(PROBLEMS AND TASKS)
[1] Retype the entire text about the album Tonight's the Night...Live without any alteration.
[2] Echo the listing from its first line through the line containing "category-label: Writing <box>186", including both ends, and reproduce nothing else.

** begin TEXT **

Live album by Steeleye Span
- Released: September 1992
- Recorded: 1991
- Genre: British folk rock
- Label: Sanachie
- Producer: Peter Knight, John Etchells

Steeleye Span chronology
| Tempted and Tried (1989) | Tonight's the Night...Live (1992) | Time (1996) |

= Tonight's the Night...Live =

Tonight's the Night...Live is the second live album by British folk rock band Steeleye Span.

During the 1980s, Steeleye released only three albums. By 1991, the band was revitalized through the arrival of bassist Tim Harries and drummer Liam Genockey. Harries was younger than the other band members, and new blood returned the band to full-time activity. Steeleye found a fresh perspective on old material, as is evident on Tonight's the Night...Live, which balances the band's rock and folk roots.

** end TEXT **
** begin INFORMATION SHOWN **

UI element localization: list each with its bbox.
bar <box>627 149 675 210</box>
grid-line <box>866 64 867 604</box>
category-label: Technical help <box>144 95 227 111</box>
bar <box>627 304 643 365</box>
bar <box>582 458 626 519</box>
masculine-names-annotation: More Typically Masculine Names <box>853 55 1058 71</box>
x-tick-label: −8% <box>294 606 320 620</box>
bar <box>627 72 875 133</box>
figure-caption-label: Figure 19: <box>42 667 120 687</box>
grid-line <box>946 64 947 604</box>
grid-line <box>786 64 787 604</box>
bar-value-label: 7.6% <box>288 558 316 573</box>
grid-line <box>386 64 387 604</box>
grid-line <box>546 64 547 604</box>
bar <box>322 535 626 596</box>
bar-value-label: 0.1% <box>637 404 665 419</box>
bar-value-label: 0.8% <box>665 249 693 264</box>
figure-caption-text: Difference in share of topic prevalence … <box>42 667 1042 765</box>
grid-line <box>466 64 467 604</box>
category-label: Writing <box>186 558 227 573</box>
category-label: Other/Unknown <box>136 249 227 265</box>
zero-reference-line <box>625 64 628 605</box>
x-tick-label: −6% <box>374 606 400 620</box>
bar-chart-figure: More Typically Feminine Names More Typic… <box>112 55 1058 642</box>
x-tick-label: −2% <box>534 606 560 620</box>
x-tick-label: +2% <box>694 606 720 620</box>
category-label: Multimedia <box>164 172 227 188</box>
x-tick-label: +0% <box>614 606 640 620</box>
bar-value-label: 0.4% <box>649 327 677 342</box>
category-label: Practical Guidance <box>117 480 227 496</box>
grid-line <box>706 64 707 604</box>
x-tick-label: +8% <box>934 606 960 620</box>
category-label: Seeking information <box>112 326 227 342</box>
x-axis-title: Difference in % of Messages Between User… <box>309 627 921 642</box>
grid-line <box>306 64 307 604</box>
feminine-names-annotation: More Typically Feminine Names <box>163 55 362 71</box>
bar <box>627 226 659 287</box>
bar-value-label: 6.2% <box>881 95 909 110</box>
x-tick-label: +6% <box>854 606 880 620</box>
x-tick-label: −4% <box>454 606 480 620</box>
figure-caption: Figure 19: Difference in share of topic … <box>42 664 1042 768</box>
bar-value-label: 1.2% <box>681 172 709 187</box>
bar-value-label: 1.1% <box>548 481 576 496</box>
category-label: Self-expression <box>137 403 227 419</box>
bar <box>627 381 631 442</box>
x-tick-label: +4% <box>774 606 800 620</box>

** end INFORMATION SHOWN **

(EXERCISE ANSWERS)
[1]
Live album by Steeleye Span
- Released: September 1992
- Recorded: 1991
- Genre: British folk rock
- Label: Sanachie
- Producer: Peter Knight, John Etchells

Steeleye Span chronology
| Tempted and Tried (1989) | Tonight's the Night...Live (1992) | Time (1996) |

= Tonight's the Night...Live =

Tonight's the Night...Live is the second live album by British folk rock band Steeleye Span.

During the 1980s, Steeleye released only three albums. By 1991, the band was revitalized through the arrival of bassist Tim Harries and drummer Liam Genockey. Harries was younger than the other band members, and new blood returned the band to full-time activity. Steeleye found a fresh perspective on old material, as is evident on Tonight's the Night...Live, which balances the band's rock and folk roots.

[2]
UI element localization: list each with its bbox.
bar <box>627 149 675 210</box>
grid-line <box>866 64 867 604</box>
category-label: Technical help <box>144 95 227 111</box>
bar <box>627 304 643 365</box>
bar <box>582 458 626 519</box>
masculine-names-annotation: More Typically Masculine Names <box>853 55 1058 71</box>
x-tick-label: −8% <box>294 606 320 620</box>
bar <box>627 72 875 133</box>
figure-caption-label: Figure 19: <box>42 667 120 687</box>
grid-line <box>946 64 947 604</box>
grid-line <box>786 64 787 604</box>
bar-value-label: 7.6% <box>288 558 316 573</box>
grid-line <box>386 64 387 604</box>
grid-line <box>546 64 547 604</box>
bar <box>322 535 626 596</box>
bar-value-label: 0.1% <box>637 404 665 419</box>
bar-value-label: 0.8% <box>665 249 693 264</box>
figure-caption-text: Difference in share of topic prevalence … <box>42 667 1042 765</box>
grid-line <box>466 64 467 604</box>
category-label: Writing <box>186 558 227 573</box>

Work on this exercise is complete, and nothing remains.